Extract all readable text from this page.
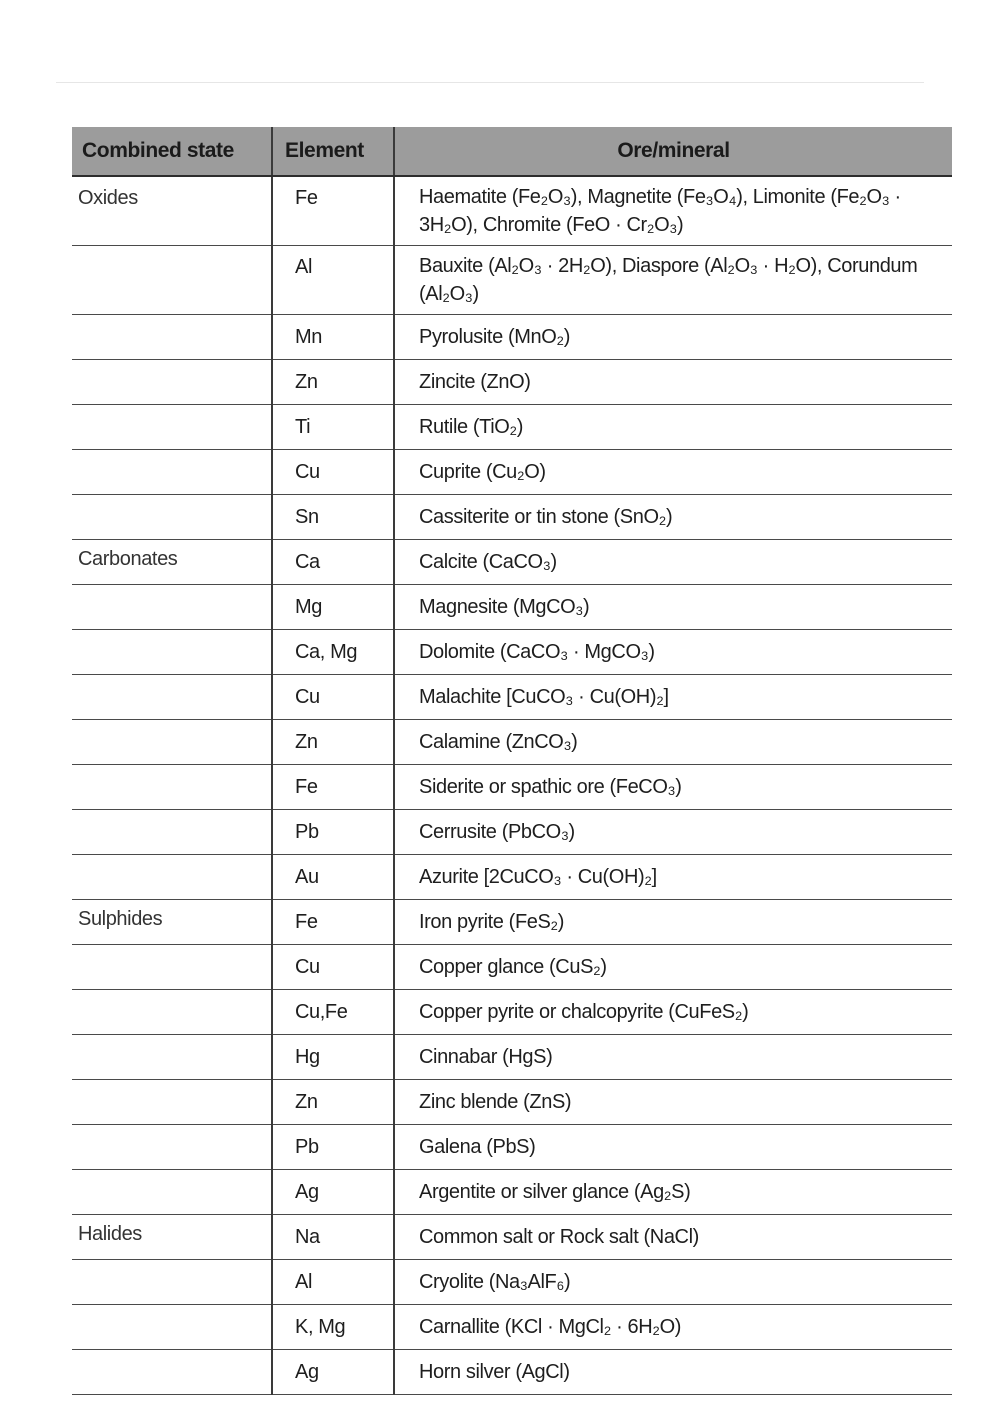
Combined state	Element	Ore/mineral
Oxides	Fe	Haematite (Fe₂O₃), Magnetite (Fe₃O₄), Limonite (Fe₂O₃ · 3H₂O), Chromite (FeO · Cr₂O₃)
	Al	Bauxite (Al₂O₃ · 2H₂O), Diaspore (Al₂O₃ · H₂O), Corundum (Al₂O₃)
	Mn	Pyrolusite (MnO₂)
	Zn	Zincite (ZnO)
	Ti	Rutile (TiO₂)
	Cu	Cuprite (Cu₂O)
	Sn	Cassiterite or tin stone (SnO₂)
Carbonates	Ca	Calcite (CaCO₃)
	Mg	Magnesite (MgCO₃)
	Ca, Mg	Dolomite (CaCO₃ · MgCO₃)
	Cu	Malachite [CuCO₃ · Cu(OH)₂]
	Zn	Calamine (ZnCO₃)
	Fe	Siderite or spathic ore (FeCO₃)
	Pb	Cerrusite (PbCO₃)
	Au	Azurite [2CuCO₃ · Cu(OH)₂]
Sulphides	Fe	Iron pyrite (FeS₂)
	Cu	Copper glance (CuS₂)
	Cu,Fe	Copper pyrite or chalcopyrite (CuFeS₂)
	Hg	Cinnabar (HgS)
	Zn	Zinc blende (ZnS)
	Pb	Galena (PbS)
	Ag	Argentite or silver glance (Ag₂S)
Halides	Na	Common salt or Rock salt (NaCl)
	Al	Cryolite (Na₃AlF₆)
	K, Mg	Carnallite (KCl · MgCl₂ · 6H₂O)
	Ag	Horn silver (AgCl)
***
PROBLEM DESCRIPTION: Within the records above, how many lines include the word "silver"? State the number by itself.

ANSWER FOR THIS EXERCISE: 2